To be done
Wherever "Parity" appears in a line, list that line.

== Data supplied ==

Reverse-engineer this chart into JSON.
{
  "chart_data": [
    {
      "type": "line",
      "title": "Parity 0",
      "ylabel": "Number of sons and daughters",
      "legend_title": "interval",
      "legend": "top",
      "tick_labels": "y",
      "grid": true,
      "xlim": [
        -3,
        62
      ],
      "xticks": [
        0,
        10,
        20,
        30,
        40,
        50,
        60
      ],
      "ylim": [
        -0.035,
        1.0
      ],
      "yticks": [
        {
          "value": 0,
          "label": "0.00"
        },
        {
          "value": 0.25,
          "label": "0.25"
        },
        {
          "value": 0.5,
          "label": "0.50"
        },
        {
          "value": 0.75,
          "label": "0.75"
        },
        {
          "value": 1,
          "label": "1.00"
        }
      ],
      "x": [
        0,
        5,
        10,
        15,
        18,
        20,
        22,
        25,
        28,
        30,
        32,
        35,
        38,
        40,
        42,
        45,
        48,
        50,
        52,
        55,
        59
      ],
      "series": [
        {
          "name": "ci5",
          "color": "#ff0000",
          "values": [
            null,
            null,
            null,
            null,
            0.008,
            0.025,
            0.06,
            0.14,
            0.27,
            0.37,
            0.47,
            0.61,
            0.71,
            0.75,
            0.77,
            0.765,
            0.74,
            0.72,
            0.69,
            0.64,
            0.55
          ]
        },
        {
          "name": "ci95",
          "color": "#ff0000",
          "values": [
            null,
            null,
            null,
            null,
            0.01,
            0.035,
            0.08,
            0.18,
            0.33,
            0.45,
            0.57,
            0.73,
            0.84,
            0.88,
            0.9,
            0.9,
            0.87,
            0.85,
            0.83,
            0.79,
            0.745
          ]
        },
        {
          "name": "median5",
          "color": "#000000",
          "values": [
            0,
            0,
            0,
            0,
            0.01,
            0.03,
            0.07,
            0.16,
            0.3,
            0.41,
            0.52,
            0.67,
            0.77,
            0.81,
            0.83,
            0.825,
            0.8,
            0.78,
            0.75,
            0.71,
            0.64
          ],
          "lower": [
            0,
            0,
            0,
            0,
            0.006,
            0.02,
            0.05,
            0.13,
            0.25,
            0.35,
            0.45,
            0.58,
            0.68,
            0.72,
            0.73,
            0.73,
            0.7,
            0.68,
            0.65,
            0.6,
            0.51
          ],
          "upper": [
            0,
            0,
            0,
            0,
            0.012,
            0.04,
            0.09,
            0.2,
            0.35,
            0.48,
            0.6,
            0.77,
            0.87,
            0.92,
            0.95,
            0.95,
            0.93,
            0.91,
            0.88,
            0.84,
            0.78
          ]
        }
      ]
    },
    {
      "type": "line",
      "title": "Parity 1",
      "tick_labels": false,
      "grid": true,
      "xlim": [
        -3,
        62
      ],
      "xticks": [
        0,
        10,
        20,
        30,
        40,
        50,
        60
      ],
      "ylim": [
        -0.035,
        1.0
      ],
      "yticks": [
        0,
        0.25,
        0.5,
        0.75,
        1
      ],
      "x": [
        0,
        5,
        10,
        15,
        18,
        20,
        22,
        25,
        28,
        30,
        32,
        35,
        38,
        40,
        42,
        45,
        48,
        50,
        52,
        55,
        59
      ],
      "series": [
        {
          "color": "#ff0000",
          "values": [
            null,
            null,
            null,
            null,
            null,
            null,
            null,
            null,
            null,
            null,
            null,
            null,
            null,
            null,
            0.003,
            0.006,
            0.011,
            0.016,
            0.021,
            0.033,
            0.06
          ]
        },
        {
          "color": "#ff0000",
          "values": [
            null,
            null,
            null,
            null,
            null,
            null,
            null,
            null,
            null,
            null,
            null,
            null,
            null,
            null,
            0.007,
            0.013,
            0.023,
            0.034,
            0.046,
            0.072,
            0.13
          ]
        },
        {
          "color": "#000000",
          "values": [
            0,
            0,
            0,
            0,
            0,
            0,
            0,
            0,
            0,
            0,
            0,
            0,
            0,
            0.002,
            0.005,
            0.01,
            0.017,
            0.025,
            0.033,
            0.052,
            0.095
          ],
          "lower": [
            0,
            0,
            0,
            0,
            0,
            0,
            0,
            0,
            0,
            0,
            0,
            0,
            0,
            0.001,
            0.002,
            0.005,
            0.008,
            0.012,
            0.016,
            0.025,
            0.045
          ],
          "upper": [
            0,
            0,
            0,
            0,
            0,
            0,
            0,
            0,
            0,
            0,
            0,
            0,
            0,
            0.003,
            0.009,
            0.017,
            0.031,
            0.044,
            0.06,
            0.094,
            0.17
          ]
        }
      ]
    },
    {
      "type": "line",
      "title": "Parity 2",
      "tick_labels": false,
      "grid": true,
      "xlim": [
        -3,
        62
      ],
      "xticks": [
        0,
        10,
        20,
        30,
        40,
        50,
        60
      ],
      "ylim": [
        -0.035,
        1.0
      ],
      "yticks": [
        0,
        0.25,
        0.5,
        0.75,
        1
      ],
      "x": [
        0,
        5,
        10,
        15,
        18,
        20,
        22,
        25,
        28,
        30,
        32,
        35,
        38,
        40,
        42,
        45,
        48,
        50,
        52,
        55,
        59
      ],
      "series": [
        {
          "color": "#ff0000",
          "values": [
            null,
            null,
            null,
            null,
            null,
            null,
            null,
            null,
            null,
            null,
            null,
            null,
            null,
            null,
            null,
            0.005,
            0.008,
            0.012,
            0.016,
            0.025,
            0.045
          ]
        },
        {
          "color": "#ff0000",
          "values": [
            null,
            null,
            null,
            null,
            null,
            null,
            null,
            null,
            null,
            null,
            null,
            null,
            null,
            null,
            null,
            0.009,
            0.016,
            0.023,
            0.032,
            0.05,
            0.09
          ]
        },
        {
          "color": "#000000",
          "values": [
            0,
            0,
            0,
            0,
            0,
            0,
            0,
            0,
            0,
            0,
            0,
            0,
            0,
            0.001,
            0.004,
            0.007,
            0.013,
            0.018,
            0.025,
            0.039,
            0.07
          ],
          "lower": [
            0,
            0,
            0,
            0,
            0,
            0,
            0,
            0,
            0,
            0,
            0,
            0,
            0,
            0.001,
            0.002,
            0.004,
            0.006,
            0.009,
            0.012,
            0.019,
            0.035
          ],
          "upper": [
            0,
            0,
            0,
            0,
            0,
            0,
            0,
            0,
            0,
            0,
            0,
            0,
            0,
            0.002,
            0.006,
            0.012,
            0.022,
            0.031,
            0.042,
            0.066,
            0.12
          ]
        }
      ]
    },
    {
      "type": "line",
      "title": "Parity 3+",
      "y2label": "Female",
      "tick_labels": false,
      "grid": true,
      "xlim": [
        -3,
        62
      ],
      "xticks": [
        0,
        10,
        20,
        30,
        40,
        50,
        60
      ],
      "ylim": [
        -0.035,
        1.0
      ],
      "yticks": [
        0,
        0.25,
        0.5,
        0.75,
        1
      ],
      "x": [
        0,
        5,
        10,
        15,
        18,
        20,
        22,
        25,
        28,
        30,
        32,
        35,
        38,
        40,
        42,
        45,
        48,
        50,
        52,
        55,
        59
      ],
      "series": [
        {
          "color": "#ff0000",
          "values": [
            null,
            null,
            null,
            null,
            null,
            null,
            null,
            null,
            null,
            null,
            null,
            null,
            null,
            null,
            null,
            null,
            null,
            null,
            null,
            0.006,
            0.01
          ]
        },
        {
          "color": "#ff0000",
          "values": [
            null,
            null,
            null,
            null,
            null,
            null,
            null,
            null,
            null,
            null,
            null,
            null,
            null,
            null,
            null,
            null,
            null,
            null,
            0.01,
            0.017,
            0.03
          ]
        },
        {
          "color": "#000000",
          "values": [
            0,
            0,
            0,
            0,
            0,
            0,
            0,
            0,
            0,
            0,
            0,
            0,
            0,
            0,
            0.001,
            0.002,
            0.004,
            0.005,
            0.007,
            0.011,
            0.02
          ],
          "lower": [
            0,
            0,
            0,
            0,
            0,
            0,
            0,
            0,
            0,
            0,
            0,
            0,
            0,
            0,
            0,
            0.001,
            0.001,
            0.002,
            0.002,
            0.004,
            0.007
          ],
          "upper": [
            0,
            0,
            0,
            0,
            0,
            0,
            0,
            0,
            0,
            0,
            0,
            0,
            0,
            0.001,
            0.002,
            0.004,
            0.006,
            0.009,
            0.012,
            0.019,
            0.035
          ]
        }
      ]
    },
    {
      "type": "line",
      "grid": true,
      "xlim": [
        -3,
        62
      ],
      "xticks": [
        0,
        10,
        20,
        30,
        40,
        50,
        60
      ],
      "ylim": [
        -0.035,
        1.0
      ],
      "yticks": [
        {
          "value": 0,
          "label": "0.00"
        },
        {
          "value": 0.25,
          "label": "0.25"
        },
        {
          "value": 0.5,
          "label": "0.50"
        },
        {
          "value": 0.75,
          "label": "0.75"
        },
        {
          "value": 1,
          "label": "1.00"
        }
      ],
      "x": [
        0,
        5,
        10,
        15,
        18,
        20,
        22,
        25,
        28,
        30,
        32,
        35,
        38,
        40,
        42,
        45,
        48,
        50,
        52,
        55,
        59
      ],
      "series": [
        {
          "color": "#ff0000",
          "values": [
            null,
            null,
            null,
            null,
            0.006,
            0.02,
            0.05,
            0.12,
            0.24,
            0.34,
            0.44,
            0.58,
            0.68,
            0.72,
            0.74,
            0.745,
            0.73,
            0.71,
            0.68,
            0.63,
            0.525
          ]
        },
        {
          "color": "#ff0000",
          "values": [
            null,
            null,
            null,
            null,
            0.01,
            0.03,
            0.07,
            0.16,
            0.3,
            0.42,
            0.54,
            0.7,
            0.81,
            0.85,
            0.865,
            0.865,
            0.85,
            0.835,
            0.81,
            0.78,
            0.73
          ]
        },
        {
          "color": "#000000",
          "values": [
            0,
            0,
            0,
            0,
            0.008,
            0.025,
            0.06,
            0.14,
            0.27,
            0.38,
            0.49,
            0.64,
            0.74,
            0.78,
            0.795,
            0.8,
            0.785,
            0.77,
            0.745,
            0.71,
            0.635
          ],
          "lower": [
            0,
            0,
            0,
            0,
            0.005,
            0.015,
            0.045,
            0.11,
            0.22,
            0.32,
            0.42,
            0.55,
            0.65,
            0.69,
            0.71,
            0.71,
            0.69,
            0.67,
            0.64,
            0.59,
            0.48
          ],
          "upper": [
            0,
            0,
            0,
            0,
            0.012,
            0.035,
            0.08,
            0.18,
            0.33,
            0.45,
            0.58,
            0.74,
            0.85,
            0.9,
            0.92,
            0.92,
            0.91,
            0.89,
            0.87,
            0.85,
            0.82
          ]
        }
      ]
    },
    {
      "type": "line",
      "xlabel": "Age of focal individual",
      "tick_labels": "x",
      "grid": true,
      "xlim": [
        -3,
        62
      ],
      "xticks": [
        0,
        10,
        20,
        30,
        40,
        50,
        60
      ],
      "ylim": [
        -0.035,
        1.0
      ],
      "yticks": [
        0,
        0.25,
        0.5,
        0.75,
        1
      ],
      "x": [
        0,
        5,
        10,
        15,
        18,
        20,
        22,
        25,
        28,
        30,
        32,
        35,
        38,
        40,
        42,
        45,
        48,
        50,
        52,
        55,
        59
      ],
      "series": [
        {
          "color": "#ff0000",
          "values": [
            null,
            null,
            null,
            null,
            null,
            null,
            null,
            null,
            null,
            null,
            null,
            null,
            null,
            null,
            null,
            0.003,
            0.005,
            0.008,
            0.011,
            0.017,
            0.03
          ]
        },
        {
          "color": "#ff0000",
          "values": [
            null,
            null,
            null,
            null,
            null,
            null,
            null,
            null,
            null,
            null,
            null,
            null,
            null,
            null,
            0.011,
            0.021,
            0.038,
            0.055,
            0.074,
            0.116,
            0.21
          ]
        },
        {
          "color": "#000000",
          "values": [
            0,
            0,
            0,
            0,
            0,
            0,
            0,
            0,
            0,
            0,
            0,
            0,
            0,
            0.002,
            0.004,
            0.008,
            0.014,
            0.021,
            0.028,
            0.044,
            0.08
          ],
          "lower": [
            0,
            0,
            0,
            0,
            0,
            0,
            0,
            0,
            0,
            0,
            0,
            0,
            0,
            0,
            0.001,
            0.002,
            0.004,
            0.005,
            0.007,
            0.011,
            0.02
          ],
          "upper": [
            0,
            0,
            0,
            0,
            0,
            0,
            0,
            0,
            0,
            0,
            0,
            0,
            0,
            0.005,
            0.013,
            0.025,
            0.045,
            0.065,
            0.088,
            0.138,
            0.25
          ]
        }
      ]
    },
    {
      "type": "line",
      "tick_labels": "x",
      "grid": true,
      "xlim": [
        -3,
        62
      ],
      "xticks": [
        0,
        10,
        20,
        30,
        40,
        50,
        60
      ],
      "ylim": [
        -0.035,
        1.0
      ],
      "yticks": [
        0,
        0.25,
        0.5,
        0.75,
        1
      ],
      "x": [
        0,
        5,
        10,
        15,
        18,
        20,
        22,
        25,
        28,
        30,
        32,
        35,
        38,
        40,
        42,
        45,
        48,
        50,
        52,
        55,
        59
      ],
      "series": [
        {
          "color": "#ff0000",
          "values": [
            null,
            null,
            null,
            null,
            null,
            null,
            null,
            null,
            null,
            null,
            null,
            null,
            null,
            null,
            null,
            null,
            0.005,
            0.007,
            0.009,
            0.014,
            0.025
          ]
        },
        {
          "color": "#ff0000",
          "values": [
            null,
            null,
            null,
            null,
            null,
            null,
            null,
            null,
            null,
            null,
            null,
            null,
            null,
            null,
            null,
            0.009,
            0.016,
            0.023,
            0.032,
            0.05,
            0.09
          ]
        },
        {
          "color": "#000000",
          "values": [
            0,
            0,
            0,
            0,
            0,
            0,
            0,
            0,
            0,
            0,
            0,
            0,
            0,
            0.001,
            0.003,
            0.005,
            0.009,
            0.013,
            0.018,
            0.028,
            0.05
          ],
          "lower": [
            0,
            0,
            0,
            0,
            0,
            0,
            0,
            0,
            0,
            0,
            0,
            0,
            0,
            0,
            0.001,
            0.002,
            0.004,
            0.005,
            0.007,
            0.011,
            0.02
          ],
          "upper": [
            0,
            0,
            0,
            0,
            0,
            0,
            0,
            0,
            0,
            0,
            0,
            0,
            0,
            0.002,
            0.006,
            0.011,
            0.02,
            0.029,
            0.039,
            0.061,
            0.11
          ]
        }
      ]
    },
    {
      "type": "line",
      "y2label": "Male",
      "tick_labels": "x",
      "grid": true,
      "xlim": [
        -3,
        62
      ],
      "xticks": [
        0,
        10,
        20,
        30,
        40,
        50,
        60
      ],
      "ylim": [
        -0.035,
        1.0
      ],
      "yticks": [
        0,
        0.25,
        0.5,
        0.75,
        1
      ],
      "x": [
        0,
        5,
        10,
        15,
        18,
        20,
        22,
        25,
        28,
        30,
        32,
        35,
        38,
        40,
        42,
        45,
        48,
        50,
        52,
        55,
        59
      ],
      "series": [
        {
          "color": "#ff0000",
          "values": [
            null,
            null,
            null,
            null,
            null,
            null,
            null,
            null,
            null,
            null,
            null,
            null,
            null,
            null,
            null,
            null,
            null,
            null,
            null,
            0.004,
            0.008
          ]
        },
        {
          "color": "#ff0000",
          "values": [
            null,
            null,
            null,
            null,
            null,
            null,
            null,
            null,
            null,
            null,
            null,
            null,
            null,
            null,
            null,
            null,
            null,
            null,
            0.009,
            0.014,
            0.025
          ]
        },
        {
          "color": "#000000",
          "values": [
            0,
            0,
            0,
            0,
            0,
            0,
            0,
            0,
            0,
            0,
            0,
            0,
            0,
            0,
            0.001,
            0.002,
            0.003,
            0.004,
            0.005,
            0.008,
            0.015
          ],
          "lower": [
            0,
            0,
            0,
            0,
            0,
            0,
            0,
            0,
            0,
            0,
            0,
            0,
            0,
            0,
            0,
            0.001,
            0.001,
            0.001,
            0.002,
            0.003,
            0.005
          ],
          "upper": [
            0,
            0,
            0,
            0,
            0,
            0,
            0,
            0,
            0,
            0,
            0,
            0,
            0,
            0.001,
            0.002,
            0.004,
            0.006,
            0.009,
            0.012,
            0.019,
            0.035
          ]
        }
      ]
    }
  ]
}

===

Reply to the task
      "title": "Parity 0",
      "title": "Parity 1",
      "title": "Parity 2",
      "title": "Parity 3+",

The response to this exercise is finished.